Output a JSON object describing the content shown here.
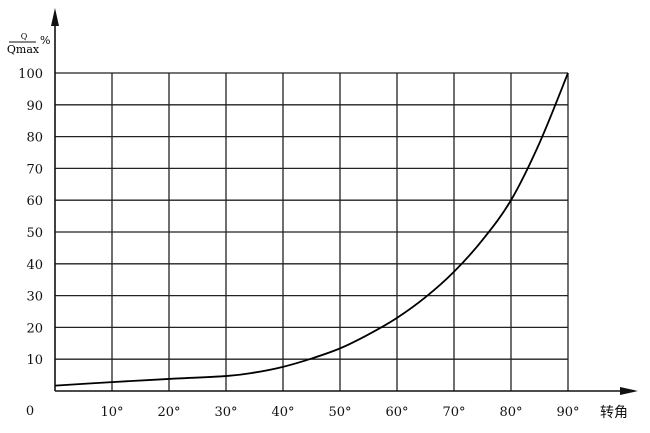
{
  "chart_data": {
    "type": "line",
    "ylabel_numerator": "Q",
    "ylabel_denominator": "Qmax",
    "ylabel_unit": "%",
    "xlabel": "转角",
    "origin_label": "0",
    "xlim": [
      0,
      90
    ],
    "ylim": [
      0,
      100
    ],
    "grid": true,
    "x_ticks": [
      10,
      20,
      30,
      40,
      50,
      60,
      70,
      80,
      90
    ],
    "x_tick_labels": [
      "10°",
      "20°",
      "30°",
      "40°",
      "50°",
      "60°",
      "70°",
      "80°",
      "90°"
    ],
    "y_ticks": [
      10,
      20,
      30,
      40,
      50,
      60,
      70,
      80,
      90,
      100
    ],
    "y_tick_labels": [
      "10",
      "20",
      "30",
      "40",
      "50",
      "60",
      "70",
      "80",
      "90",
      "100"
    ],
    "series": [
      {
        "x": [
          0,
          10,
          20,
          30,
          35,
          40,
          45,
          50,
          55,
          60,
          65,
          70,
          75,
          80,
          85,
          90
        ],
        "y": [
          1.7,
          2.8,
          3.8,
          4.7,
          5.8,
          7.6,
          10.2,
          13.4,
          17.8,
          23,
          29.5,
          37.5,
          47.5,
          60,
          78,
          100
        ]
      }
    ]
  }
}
══════════
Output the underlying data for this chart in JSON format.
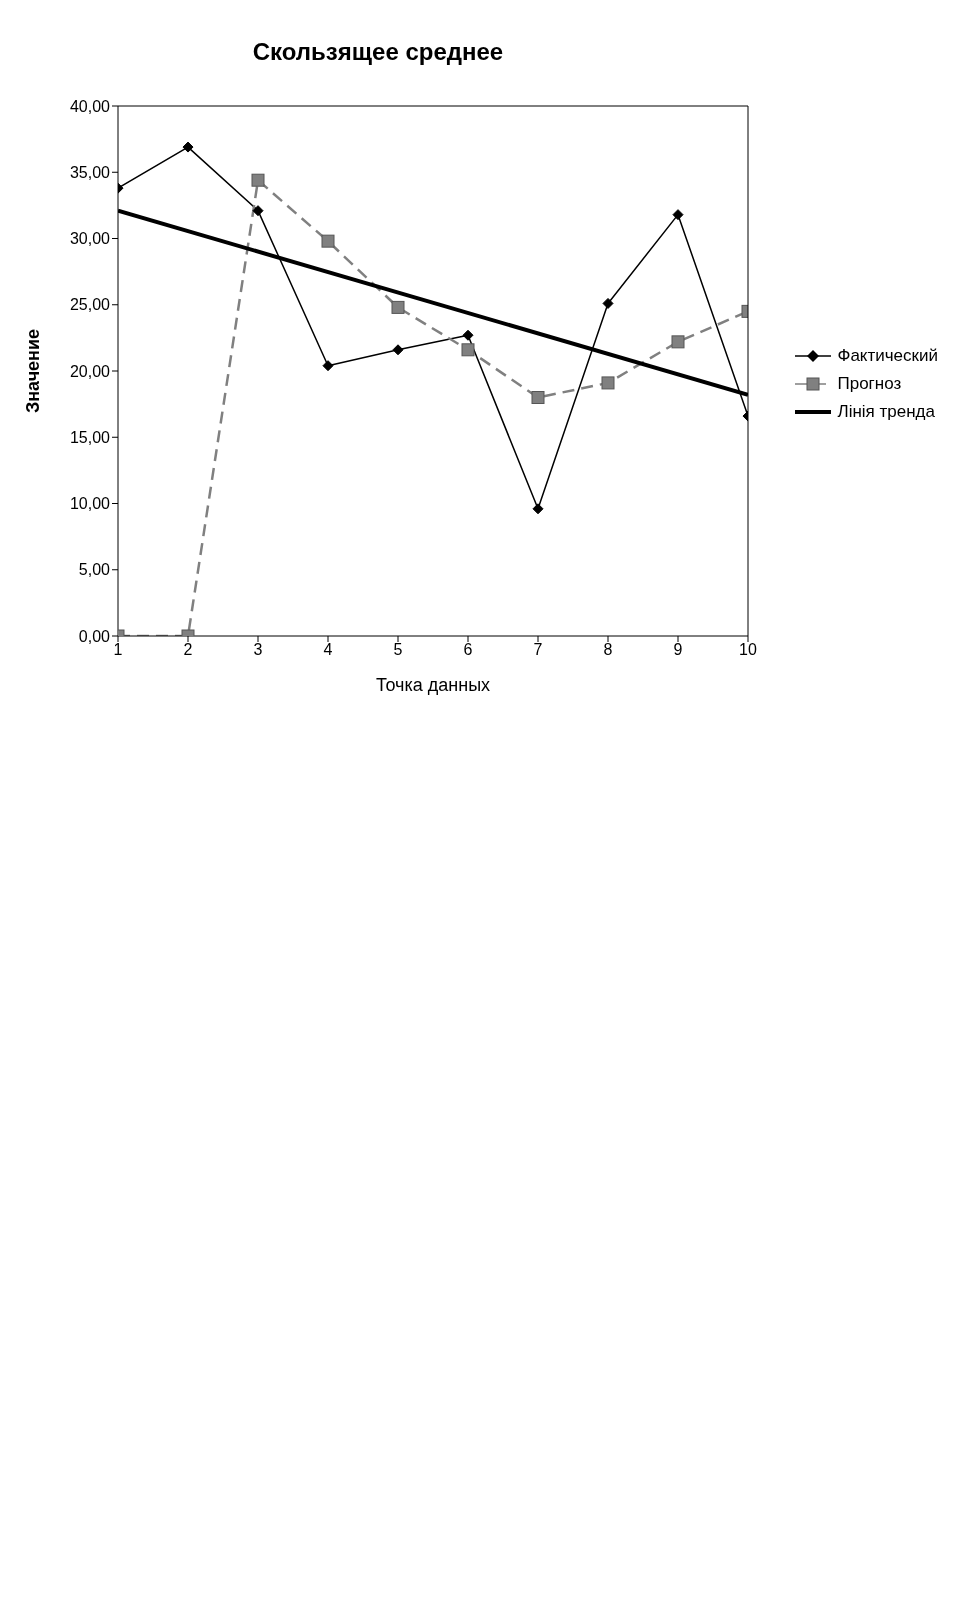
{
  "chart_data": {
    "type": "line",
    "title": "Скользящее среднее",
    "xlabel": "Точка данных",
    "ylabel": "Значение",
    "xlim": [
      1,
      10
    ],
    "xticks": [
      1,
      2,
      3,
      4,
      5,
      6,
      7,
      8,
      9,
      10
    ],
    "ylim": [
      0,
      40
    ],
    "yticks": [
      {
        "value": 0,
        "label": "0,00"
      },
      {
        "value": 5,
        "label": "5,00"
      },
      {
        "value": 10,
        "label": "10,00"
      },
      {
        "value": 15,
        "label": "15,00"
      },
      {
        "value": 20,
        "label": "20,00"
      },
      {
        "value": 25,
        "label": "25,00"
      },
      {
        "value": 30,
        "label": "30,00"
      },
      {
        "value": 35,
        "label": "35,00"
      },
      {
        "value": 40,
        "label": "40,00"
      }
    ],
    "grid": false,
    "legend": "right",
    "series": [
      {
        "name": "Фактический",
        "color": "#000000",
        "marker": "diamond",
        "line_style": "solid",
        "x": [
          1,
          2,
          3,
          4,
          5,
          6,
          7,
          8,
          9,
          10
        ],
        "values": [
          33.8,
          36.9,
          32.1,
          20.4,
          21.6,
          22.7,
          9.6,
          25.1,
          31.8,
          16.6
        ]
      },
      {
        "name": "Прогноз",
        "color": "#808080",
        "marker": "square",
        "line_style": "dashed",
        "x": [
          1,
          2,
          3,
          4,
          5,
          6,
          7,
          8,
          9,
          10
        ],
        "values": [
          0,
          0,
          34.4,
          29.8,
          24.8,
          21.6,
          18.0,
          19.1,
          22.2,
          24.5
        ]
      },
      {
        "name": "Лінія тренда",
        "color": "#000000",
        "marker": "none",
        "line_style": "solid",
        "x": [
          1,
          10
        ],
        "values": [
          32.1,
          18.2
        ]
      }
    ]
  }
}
══════════
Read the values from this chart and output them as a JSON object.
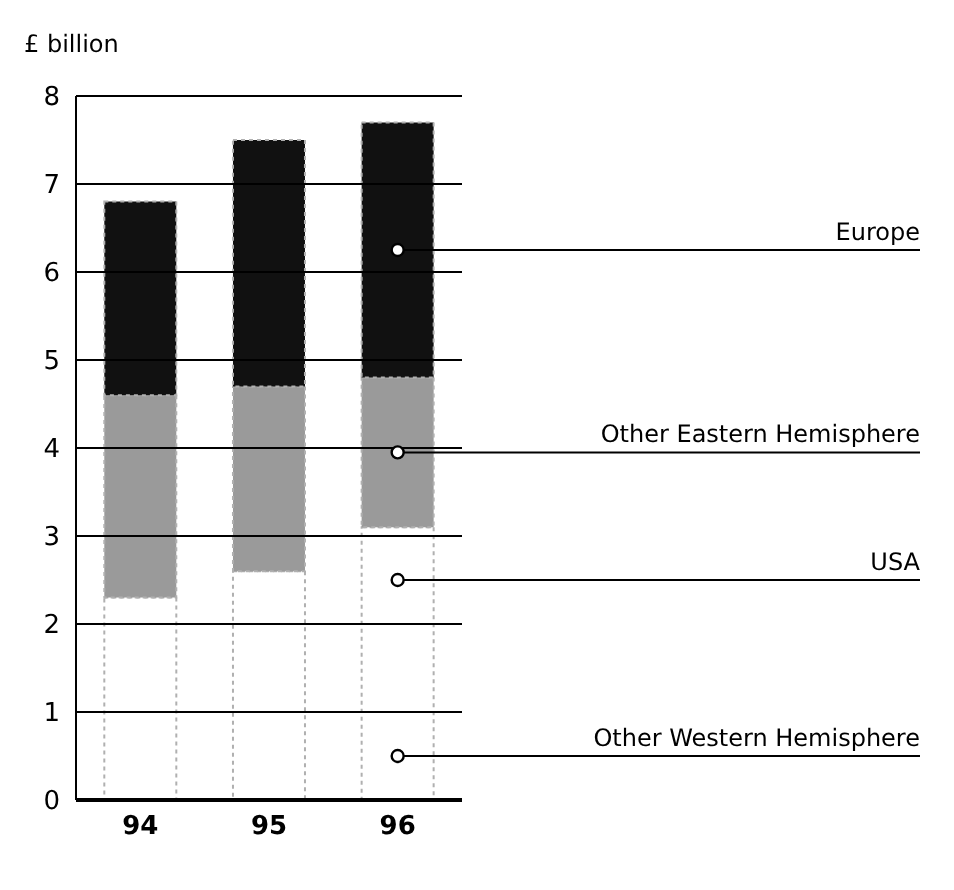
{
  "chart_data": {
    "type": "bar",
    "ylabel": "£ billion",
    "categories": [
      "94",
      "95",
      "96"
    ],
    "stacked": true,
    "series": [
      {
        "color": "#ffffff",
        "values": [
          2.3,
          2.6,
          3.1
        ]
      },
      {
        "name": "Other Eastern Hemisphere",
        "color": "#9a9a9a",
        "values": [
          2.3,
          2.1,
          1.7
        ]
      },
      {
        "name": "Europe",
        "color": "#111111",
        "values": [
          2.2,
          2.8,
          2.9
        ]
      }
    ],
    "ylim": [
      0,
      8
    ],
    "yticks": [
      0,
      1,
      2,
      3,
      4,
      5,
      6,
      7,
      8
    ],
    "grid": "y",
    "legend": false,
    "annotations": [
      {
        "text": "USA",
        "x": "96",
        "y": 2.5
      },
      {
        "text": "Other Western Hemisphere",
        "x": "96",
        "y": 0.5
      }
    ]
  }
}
══════════
### What needs to be done
Filter the data, keeping only the lines that contain "Other".

### Final result
        "name": "Other Eastern Hemisphere",
        "text": "Other Western Hemisphere",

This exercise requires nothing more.